• _RECORDS FOR THIS EXERCISE_:
######
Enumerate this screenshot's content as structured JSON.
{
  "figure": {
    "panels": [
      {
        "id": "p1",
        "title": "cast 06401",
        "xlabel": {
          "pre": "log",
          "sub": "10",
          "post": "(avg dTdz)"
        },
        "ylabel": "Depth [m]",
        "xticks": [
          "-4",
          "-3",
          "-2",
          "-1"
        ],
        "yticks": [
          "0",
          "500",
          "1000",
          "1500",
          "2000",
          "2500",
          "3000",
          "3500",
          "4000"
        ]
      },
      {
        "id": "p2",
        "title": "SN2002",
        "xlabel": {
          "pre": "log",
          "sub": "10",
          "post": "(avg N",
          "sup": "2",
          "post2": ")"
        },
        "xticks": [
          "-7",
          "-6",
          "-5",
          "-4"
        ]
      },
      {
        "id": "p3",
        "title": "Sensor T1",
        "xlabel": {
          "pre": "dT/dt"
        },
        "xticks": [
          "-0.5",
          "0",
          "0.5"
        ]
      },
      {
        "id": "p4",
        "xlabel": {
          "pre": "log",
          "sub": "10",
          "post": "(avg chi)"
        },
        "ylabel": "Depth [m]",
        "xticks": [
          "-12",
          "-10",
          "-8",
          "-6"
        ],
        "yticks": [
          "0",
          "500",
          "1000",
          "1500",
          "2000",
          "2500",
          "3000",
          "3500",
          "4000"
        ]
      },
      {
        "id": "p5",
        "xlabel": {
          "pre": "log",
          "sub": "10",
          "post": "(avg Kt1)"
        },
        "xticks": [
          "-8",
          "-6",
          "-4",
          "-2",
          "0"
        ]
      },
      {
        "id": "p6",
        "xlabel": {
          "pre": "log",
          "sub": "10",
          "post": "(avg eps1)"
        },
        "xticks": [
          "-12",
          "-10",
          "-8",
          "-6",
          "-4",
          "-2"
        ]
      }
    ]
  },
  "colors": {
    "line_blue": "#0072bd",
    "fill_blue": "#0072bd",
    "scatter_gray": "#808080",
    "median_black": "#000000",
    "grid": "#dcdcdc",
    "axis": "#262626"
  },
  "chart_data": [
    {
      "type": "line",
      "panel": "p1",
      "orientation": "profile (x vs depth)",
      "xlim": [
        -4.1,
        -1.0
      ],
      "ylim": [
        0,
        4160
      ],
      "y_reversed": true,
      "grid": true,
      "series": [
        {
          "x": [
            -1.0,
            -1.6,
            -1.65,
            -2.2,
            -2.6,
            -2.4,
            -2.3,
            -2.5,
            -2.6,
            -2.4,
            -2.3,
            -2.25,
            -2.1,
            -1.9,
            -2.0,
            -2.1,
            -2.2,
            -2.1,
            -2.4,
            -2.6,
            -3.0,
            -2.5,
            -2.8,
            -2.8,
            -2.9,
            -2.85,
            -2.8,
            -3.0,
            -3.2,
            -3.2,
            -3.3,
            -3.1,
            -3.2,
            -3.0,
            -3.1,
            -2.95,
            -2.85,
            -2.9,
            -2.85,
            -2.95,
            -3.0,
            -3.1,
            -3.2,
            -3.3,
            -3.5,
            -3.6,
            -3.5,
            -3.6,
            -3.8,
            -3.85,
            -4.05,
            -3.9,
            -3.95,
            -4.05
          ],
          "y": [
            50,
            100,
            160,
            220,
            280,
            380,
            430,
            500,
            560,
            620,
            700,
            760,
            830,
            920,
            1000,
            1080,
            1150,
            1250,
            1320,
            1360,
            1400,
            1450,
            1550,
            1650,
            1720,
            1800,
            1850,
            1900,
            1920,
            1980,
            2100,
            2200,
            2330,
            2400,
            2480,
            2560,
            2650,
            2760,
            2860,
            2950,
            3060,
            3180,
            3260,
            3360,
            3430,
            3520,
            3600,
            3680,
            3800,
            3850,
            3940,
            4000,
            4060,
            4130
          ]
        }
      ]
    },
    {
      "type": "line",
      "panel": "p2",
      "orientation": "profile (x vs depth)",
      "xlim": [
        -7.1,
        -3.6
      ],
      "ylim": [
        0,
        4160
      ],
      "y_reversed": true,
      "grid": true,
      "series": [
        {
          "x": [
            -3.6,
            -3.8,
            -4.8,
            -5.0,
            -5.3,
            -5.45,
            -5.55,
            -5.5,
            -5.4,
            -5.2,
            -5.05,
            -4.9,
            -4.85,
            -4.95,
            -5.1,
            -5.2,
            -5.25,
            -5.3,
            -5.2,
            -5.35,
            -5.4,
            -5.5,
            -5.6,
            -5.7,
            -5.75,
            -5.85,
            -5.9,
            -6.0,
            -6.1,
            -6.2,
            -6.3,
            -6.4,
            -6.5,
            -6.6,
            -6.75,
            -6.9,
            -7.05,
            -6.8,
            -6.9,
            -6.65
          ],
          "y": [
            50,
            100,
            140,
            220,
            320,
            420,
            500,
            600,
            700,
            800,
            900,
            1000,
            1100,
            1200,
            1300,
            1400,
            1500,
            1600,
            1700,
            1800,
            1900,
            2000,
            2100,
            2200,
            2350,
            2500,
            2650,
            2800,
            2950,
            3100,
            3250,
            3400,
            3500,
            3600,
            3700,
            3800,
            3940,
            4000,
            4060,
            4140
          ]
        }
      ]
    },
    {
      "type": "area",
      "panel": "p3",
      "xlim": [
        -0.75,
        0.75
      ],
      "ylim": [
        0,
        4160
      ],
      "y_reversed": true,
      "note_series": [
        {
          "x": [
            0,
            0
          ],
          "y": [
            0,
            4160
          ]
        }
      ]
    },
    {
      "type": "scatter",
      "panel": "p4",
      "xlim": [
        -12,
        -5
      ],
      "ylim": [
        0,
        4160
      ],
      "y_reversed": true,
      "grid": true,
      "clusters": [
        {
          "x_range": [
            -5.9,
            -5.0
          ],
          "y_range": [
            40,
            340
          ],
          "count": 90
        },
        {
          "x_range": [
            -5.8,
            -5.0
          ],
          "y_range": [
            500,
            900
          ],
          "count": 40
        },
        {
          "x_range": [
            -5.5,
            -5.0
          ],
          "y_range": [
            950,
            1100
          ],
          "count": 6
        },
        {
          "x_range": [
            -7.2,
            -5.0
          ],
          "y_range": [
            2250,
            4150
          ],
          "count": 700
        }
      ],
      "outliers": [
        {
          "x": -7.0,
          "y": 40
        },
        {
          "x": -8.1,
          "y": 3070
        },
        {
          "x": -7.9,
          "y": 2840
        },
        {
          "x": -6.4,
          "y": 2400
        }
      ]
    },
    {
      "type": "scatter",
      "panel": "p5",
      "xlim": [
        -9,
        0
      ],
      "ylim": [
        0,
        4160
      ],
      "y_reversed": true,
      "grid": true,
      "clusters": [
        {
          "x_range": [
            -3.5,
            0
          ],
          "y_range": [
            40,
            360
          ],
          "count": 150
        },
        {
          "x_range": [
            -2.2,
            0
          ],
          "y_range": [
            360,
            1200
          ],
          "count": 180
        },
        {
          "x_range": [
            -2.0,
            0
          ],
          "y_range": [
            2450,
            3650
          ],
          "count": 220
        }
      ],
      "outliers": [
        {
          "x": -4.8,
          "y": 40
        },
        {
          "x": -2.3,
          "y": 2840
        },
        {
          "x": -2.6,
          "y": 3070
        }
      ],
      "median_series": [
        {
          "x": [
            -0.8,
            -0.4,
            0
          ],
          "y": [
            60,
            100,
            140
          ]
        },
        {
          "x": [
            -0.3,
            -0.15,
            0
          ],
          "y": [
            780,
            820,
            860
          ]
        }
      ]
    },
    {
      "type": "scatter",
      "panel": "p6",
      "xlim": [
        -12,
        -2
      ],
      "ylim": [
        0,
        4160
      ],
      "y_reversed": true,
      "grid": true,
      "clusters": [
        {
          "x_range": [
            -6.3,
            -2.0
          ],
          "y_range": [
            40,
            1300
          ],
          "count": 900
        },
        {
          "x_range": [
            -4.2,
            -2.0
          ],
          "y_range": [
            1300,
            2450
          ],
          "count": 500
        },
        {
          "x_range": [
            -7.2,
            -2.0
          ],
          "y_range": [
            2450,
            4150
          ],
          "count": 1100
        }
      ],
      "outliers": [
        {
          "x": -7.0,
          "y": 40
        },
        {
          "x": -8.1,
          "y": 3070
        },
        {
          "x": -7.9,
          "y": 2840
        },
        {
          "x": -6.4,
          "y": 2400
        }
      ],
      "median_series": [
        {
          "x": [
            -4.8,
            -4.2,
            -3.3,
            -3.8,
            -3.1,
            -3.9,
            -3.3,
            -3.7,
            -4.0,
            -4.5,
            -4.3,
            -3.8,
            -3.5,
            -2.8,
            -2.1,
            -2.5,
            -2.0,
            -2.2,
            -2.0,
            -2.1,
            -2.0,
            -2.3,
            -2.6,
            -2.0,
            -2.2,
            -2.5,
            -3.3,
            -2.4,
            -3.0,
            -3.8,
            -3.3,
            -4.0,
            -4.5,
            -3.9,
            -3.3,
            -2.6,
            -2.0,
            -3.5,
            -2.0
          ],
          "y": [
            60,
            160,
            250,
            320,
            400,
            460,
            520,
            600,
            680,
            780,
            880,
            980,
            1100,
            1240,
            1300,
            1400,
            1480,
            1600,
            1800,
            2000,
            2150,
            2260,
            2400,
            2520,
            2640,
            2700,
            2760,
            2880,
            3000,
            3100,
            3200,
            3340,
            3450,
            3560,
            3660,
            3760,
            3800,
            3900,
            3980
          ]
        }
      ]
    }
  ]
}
######
• _WHAT TO WORK ON_: Copy each line of the entries that includes the word "count".

• _ANSWER FOR THE TASK_:
          "count": 90
          "count": 40
          "count": 6
          "count": 700
          "count": 150
          "count": 180
          "count": 220
          "count": 900
          "count": 500
          "count": 1100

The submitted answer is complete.